### WHAT THE TASK REQUIRES
Below are records; transcribe only the line with "Extract all readable text from this page." and those after it, through the last line, without any change.

____________________

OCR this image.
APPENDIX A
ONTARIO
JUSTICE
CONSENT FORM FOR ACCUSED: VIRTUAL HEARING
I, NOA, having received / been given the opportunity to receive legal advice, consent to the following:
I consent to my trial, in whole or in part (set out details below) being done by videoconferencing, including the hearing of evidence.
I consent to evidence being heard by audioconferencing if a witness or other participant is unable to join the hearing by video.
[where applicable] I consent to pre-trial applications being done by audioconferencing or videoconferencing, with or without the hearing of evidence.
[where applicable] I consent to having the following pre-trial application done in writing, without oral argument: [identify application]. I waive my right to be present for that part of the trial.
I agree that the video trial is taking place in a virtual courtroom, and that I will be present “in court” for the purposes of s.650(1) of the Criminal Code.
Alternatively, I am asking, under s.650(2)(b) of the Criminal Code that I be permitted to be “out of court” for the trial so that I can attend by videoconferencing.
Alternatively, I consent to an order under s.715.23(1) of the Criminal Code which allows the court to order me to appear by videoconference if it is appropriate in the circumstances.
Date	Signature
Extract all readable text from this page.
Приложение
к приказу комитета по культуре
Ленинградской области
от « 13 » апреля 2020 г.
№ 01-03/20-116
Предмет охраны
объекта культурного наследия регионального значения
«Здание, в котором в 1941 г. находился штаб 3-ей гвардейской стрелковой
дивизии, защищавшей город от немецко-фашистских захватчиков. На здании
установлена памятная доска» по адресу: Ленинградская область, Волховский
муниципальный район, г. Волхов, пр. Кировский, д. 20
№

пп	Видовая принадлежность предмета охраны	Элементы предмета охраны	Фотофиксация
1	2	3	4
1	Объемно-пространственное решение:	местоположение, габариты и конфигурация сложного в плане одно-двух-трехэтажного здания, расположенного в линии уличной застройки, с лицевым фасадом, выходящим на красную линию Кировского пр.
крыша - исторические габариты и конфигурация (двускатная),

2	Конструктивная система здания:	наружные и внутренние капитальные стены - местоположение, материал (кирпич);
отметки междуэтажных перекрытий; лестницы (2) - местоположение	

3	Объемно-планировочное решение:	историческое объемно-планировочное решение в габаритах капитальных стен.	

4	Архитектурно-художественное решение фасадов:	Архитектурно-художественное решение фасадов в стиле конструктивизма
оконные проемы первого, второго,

____________________

### ANSWER TO THE TASK
Extract all readable text from this page.
Приложение
к приказу комитета по культуре
Ленинградской области
от « 13 » апреля 2020 г.
№ 01-03/20-116
Предмет охраны
объекта культурного наследия регионального значения
«Здание, в котором в 1941 г. находился штаб 3-ей гвардейской стрелковой
дивизии, защищавшей город от немецко-фашистских захватчиков. На здании
установлена памятная доска» по адресу: Ленинградская область, Волховский
муниципальный район, г. Волхов, пр. Кировский, д. 20
№

пп	Видовая принадлежность предмета охраны	Элементы предмета охраны	Фотофиксация
1	2	3	4
1	Объемно-пространственное решение:	местоположение, габариты и конфигурация сложного в плане одно-двух-трехэтажного здания, расположенного в линии уличной застройки, с лицевым фасадом, выходящим на красную линию Кировского пр.
крыша - исторические габариты и конфигурация (двускатная),

2	Конструктивная система здания:	наружные и внутренние капитальные стены - местоположение, материал (кирпич);
отметки междуэтажных перекрытий; лестницы (2) - местоположение	

3	Объемно-планировочное решение:	историческое объемно-планировочное решение в габаритах капитальных стен.	

4	Архитектурно-художественное решение фасадов:	Архитектурно-художественное решение фасадов в стиле конструктивизма
оконные проемы первого, второго,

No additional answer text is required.